» Exercise requirements:
Copy out the entries below precisely; nothing is to be omitted.

» Data for this task:
------------------------------------------------------------------------

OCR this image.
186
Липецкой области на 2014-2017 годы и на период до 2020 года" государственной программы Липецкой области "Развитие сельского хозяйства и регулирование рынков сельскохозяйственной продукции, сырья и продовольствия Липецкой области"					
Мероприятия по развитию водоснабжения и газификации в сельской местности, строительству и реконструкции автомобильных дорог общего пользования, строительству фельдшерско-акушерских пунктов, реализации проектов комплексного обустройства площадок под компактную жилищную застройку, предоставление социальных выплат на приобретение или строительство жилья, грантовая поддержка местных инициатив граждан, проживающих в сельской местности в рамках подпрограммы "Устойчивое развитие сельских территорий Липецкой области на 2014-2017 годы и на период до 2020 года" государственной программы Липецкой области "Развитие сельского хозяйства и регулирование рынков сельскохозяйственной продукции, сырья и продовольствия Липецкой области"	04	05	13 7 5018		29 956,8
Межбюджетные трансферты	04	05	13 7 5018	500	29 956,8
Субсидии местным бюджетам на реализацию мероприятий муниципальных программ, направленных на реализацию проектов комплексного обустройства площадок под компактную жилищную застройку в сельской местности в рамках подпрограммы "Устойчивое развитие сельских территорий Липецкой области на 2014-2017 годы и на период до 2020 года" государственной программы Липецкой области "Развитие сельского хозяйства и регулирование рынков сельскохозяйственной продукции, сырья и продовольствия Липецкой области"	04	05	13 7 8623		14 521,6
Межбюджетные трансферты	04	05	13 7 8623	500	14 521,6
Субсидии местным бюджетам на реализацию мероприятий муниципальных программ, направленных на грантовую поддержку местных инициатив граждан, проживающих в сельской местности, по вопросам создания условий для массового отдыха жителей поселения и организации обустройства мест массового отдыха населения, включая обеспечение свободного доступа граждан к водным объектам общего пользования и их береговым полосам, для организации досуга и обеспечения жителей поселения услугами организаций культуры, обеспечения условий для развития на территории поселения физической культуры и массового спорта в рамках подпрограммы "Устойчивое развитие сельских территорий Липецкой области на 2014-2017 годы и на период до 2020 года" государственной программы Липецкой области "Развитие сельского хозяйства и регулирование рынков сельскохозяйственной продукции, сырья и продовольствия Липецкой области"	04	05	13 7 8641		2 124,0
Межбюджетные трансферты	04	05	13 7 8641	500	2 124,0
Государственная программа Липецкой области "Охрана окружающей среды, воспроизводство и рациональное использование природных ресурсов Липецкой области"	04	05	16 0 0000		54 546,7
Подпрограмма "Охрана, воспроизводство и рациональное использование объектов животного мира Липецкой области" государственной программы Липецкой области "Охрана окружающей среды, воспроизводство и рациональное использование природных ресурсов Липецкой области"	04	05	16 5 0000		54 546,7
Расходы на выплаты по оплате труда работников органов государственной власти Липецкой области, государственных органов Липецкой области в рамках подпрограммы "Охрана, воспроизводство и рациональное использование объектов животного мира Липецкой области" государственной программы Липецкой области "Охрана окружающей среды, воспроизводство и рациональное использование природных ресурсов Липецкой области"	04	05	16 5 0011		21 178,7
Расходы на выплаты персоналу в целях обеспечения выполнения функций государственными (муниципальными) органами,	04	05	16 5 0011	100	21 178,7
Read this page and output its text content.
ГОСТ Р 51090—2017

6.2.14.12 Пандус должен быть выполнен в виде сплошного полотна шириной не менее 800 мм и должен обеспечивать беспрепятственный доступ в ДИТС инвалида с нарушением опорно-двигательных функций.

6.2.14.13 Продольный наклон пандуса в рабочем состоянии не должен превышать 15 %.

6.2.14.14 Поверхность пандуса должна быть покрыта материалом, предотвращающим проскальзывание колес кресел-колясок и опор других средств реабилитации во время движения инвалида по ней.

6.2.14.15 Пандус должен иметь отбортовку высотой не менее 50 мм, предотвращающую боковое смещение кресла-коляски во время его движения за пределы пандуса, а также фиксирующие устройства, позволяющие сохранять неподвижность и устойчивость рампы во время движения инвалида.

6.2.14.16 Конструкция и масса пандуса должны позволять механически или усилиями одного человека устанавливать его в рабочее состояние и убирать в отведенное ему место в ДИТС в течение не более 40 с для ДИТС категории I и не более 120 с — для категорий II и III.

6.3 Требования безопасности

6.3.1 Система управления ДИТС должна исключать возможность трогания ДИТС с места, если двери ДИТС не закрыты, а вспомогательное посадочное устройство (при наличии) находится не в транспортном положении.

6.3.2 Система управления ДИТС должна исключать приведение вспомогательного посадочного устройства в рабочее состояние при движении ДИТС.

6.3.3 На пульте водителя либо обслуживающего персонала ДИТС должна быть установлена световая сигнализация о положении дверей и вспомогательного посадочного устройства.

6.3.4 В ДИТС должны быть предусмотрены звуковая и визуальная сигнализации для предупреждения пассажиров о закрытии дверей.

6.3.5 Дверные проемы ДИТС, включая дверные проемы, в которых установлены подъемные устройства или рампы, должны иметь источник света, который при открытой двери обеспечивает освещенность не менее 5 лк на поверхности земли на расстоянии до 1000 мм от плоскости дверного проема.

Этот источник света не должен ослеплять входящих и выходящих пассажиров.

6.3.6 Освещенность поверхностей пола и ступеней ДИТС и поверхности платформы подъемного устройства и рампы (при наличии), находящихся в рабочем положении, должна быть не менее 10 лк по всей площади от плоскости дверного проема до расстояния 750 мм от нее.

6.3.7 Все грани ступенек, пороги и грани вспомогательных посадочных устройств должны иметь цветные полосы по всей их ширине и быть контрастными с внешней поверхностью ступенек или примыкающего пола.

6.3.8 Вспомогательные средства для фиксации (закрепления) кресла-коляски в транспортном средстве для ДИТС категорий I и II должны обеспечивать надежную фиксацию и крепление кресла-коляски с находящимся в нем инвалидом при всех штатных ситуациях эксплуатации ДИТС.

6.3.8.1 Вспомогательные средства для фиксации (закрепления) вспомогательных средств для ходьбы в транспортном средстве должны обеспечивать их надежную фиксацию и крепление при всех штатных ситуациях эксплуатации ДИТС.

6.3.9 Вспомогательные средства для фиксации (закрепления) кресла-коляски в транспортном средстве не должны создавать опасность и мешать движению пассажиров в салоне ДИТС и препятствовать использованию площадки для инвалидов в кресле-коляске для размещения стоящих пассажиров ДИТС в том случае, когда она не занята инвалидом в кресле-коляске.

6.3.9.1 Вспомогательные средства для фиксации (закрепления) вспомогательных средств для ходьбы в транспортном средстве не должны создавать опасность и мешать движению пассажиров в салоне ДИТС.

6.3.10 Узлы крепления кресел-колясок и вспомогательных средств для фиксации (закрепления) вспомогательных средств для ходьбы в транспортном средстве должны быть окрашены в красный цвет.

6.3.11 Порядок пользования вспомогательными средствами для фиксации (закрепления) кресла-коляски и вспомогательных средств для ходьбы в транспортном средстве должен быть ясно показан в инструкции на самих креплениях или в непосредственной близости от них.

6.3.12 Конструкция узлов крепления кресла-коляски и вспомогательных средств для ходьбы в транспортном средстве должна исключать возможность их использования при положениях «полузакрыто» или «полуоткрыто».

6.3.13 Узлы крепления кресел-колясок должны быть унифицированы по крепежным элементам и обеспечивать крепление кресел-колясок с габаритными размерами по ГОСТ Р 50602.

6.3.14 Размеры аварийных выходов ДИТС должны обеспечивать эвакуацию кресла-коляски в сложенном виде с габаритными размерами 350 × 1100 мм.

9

------------------------------------------------------------------------

» Response to this exercise:
OCR this image.
186
Липецкой области на 2014-2017 годы и на период до 2020 года" государственной программы Липецкой области "Развитие сельского хозяйства и регулирование рынков сельскохозяйственной продукции, сырья и продовольствия Липецкой области"					
Мероприятия по развитию водоснабжения и газификации в сельской местности, строительству и реконструкции автомобильных дорог общего пользования, строительству фельдшерско-акушерских пунктов, реализации проектов комплексного обустройства площадок под компактную жилищную застройку, предоставление социальных выплат на приобретение или строительство жилья, грантовая поддержка местных инициатив граждан, проживающих в сельской местности в рамках подпрограммы "Устойчивое развитие сельских территорий Липецкой области на 2014-2017 годы и на период до 2020 года" государственной программы Липецкой области "Развитие сельского хозяйства и регулирование рынков сельскохозяйственной продукции, сырья и продовольствия Липецкой области"	04	05	13 7 5018		29 956,8
Межбюджетные трансферты	04	05	13 7 5018	500	29 956,8
Субсидии местным бюджетам на реализацию мероприятий муниципальных программ, направленных на реализацию проектов комплексного обустройства площадок под компактную жилищную застройку в сельской местности в рамках подпрограммы "Устойчивое развитие сельских территорий Липецкой области на 2014-2017 годы и на период до 2020 года" государственной программы Липецкой области "Развитие сельского хозяйства и регулирование рынков сельскохозяйственной продукции, сырья и продовольствия Липецкой области"	04	05	13 7 8623		14 521,6
Межбюджетные трансферты	04	05	13 7 8623	500	14 521,6
Субсидии местным бюджетам на реализацию мероприятий муниципальных программ, направленных на грантовую поддержку местных инициатив граждан, проживающих в сельской местности, по вопросам создания условий для массового отдыха жителей поселения и организации обустройства мест массового отдыха населения, включая обеспечение свободного доступа граждан к водным объектам общего пользования и их береговым полосам, для организации досуга и обеспечения жителей поселения услугами организаций культуры, обеспечения условий для развития на территории поселения физической культуры и массового спорта в рамках подпрограммы "Устойчивое развитие сельских территорий Липецкой области на 2014-2017 годы и на период до 2020 года" государственной программы Липецкой области "Развитие сельского хозяйства и регулирование рынков сельскохозяйственной продукции, сырья и продовольствия Липецкой области"	04	05	13 7 8641		2 124,0
Межбюджетные трансферты	04	05	13 7 8641	500	2 124,0
Государственная программа Липецкой области "Охрана окружающей среды, воспроизводство и рациональное использование природных ресурсов Липецкой области"	04	05	16 0 0000		54 546,7
Подпрограмма "Охрана, воспроизводство и рациональное использование объектов животного мира Липецкой области" государственной программы Липецкой области "Охрана окружающей среды, воспроизводство и рациональное использование природных ресурсов Липецкой области"	04	05	16 5 0000		54 546,7
Расходы на выплаты по оплате труда работников органов государственной власти Липецкой области, государственных органов Липецкой области в рамках подпрограммы "Охрана, воспроизводство и рациональное использование объектов животного мира Липецкой области" государственной программы Липецкой области "Охрана окружающей среды, воспроизводство и рациональное использование природных ресурсов Липецкой области"	04	05	16 5 0011		21 178,7
Расходы на выплаты персоналу в целях обеспечения выполнения функций государственными (муниципальными) органами,	04	05	16 5 0011	100	21 178,7
Read this page and output its text content.
ГОСТ Р 51090—2017

6.2.14.12 Пандус должен быть выполнен в виде сплошного полотна шириной не менее 800 мм и должен обеспечивать беспрепятственный доступ в ДИТС инвалида с нарушением опорно-двигательных функций.

6.2.14.13 Продольный наклон пандуса в рабочем состоянии не должен превышать 15 %.

6.2.14.14 Поверхность пандуса должна быть покрыта материалом, предотвращающим проскальзывание колес кресел-колясок и опор других средств реабилитации во время движения инвалида по ней.

6.2.14.15 Пандус должен иметь отбортовку высотой не менее 50 мм, предотвращающую боковое смещение кресла-коляски во время его движения за пределы пандуса, а также фиксирующие устройства, позволяющие сохранять неподвижность и устойчивость рампы во время движения инвалида.

6.2.14.16 Конструкция и масса пандуса должны позволять механически или усилиями одного человека устанавливать его в рабочее состояние и убирать в отведенное ему место в ДИТС в течение не более 40 с для ДИТС категории I и не более 120 с — для категорий II и III.

6.3 Требования безопасности

6.3.1 Система управления ДИТС должна исключать возможность трогания ДИТС с места, если двери ДИТС не закрыты, а вспомогательное посадочное устройство (при наличии) находится не в транспортном положении.

6.3.2 Система управления ДИТС должна исключать приведение вспомогательного посадочного устройства в рабочее состояние при движении ДИТС.

6.3.3 На пульте водителя либо обслуживающего персонала ДИТС должна быть установлена световая сигнализация о положении дверей и вспомогательного посадочного устройства.

6.3.4 В ДИТС должны быть предусмотрены звуковая и визуальная сигнализации для предупреждения пассажиров о закрытии дверей.

6.3.5 Дверные проемы ДИТС, включая дверные проемы, в которых установлены подъемные устройства или рампы, должны иметь источник света, который при открытой двери обеспечивает освещенность не менее 5 лк на поверхности земли на расстоянии до 1000 мм от плоскости дверного проема.

Этот источник света не должен ослеплять входящих и выходящих пассажиров.

6.3.6 Освещенность поверхностей пола и ступеней ДИТС и поверхности платформы подъемного устройства и рампы (при наличии), находящихся в рабочем положении, должна быть не менее 10 лк по всей площади от плоскости дверного проема до расстояния 750 мм от нее.

6.3.7 Все грани ступенек, пороги и грани вспомогательных посадочных устройств должны иметь цветные полосы по всей их ширине и быть контрастными с внешней поверхностью ступенек или примыкающего пола.

6.3.8 Вспомогательные средства для фиксации (закрепления) кресла-коляски в транспортном средстве для ДИТС категорий I и II должны обеспечивать надежную фиксацию и крепление кресла-коляски с находящимся в нем инвалидом при всех штатных ситуациях эксплуатации ДИТС.

6.3.8.1 Вспомогательные средства для фиксации (закрепления) вспомогательных средств для ходьбы в транспортном средстве должны обеспечивать их надежную фиксацию и крепление при всех штатных ситуациях эксплуатации ДИТС.

6.3.9 Вспомогательные средства для фиксации (закрепления) кресла-коляски в транспортном средстве не должны создавать опасность и мешать движению пассажиров в салоне ДИТС и препятствовать использованию площадки для инвалидов в кресле-коляске для размещения стоящих пассажиров ДИТС в том случае, когда она не занята инвалидом в кресле-коляске.

6.3.9.1 Вспомогательные средства для фиксации (закрепления) вспомогательных средств для ходьбы в транспортном средстве не должны создавать опасность и мешать движению пассажиров в салоне ДИТС.

6.3.10 Узлы крепления кресел-колясок и вспомогательных средств для фиксации (закрепления) вспомогательных средств для ходьбы в транспортном средстве должны быть окрашены в красный цвет.

6.3.11 Порядок пользования вспомогательными средствами для фиксации (закрепления) кресла-коляски и вспомогательных средств для ходьбы в транспортном средстве должен быть ясно показан в инструкции на самих креплениях или в непосредственной близости от них.

6.3.12 Конструкция узлов крепления кресла-коляски и вспомогательных средств для ходьбы в транспортном средстве должна исключать возможность их использования при положениях «полузакрыто» или «полуоткрыто».

6.3.13 Узлы крепления кресел-колясок должны быть унифицированы по крепежным элементам и обеспечивать крепление кресел-колясок с габаритными размерами по ГОСТ Р 50602.

6.3.14 Размеры аварийных выходов ДИТС должны обеспечивать эвакуацию кресла-коляски в сложенном виде с габаритными размерами 350 × 1100 мм.

9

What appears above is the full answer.